On the contrary, when the lesions are confined to phylogenetically more recent structures such as cerebellar hemispheres, the clinical picture is characterized by mild cognitive impairment or borderline IQ, good social functioning, and context adjustment abilities (Chedda et al. 2002; Tavano et al. 2007c; Tavano and Borgatti 2010) with a more favorable prognosis.

As previously underlined, cerebellar agenesis represents the most severe form of the spectrum of cerebellar disruption (Boltshauser 2008; Poretti et al. 2009).The more accurate terminology should be “near total absence of the cerebellum” (Gardner et al. 2001; Zaferiou et al. 2004). In fact, a certain amount of “rudimentary cerebellum” is always present in living subjects (Boltshauser 2008; Poretti et al. 2009), usually corresponding to remnants of the lower cerebellar peduncles, anterior vermal lobules, and floccule. Therefore, neuropsychological functioning in these cases is quite similar with that observed in subjects who underwent cerebellar hemispheres lesions, showing favorable evolution and the capability of acquiring new skills even at an advanced age despite the severe initial delay.

In these cases, specific neuropsychological impairments are noted such as visuospatial deficits, problem-solving deficits, and language disabilities, especially evident for the morphosyntactic components (Tavano et al. 2007c). Involvement of cerebellar hemispheres in higher cognitive function as modulating thought, language, and executive abilities was described by several studies (Schmahmann 1991; Riva and Giorgi 2000). In these studies it has been hypothesized that the two hemispheres have a right-left specialization similar to that of the cerebral hemisphere and that this inter-cerebellum specialization develops early and is consequently accompanied by a wide range of developmental disorders (Baraitser 1990; Gilbert and Coleman 1992). In particular, the right cerebellar hemisphere has a role in semantically guided word generation (Petersen et al. 1989; Petersen and Fiez 1993; Herholz et al. 1996; Fiez et al. 1992; Fabbro et al. 2004), whereas the left hemisphere plays a role in lexical access and visuospatial abilities (Silveri et al. 1993, 1998; Zettin et al. 1997; Mariën et al. 2001; Fabbro 2000; Scott et al. 2001; Fabbro et al. 2004; Tavano et al. 2007b, c). Consequently, neuropsychological and affective disorders in patients with cerebellar pathologies are likely to be a consequence of the malfunctioning of a network of complex connections (Schmahmann 2010; Bolduc et al. 2011; Salman and Tsai 2016; Stoodley 2016). These findings suggest that the volume of the cerebellar vermis and the involvement of other anatomical structures may play a significant role in cognitive functions. In addition, it has recently been demonstrated that anomalies of white matter tracts connecting the cerebellum with the brain stem and the cerebral hemispheres may also impair neurocognitive functions in children with cerebellar disorders (Poretti 2011).

━━━━━━━━━━━━━━━━━━━━

### Required tasks:
a) Please copy everything in the cerebellum passage from "As previously underlined, cerebellar" down to "severe initial delay.".
b) Condense the paragraph of the cerebellum passage that begins "As previously underlined, cerebellar agenesis" into a shorter version that keeps its main facts.
c) In the cerebellum passage, what role is given to the right cerebellar hemisphere?
The data has no connection to the cerebellum passage.

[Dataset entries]
━━━━━━━━━━━━━━━━━━━━

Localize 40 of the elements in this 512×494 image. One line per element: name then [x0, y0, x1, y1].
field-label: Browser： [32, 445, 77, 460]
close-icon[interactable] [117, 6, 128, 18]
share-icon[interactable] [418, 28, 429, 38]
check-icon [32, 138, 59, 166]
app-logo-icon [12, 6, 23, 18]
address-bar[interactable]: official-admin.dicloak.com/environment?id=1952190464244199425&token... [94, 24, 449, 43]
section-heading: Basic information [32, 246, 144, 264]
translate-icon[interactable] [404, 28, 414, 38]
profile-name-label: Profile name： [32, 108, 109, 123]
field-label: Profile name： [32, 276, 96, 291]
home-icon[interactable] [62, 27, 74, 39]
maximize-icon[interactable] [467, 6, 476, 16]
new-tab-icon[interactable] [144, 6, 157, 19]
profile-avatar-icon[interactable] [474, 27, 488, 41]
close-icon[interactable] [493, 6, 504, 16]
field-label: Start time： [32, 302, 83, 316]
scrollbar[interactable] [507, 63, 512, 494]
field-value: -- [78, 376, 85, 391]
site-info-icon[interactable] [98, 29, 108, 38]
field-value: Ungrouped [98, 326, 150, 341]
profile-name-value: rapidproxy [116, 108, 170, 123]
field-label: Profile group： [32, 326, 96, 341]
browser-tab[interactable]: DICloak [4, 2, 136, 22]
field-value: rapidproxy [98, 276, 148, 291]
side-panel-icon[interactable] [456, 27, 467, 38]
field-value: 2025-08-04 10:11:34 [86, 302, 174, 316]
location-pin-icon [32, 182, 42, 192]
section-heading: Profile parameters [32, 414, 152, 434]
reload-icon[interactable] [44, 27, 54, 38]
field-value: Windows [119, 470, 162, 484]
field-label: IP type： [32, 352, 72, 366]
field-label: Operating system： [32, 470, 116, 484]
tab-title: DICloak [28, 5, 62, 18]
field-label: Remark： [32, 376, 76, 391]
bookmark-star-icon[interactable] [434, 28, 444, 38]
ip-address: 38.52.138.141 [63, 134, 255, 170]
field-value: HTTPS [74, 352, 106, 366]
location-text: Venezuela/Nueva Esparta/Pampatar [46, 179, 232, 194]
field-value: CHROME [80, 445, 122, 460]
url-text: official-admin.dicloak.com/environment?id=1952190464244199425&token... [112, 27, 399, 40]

━━━━━━━━━━━━━━━━━━━━

### Outputs in order:
a)
As previously underlined, cerebellar agenesis represents the most severe form of the spectrum of cerebellar disruption (Boltshauser 2008; Poretti et al. 2009).The more accurate terminology should be “near total absence of the cerebellum” (Gardner et al. 2001; Zaferiou et al. 2004). In fact, a certain amount of “rudimentary cerebellum” is always present in living subjects (Boltshauser 2008; Poretti et al. 2009), usually corresponding to remnants of the lower cerebellar peduncles, anterior vermal lobules, and floccule. Therefore, neuropsychological functioning in these cases is quite similar with that observed in subjects who underwent cerebellar hemispheres lesions, showing favorable evolution and the capability of acquiring new skills even at an advanced age despite the severe initial delay.

b) Cerebellar agenesis is the most severe form of cerebellar disruption and is more accurately termed "near total absence of the cerebellum." Living subjects always keep some rudimentary cerebellum, usually remnants of the lower cerebellar peduncles, anterior vermal lobules, and floccule. Their neuropsychological functioning therefore resembles that of subjects with cerebellar hemisphere lesions. Despite a severe initial delay, they show favorable evolution and can acquire new skills even at an advanced age.

c) It has a role in semantically guided word generation.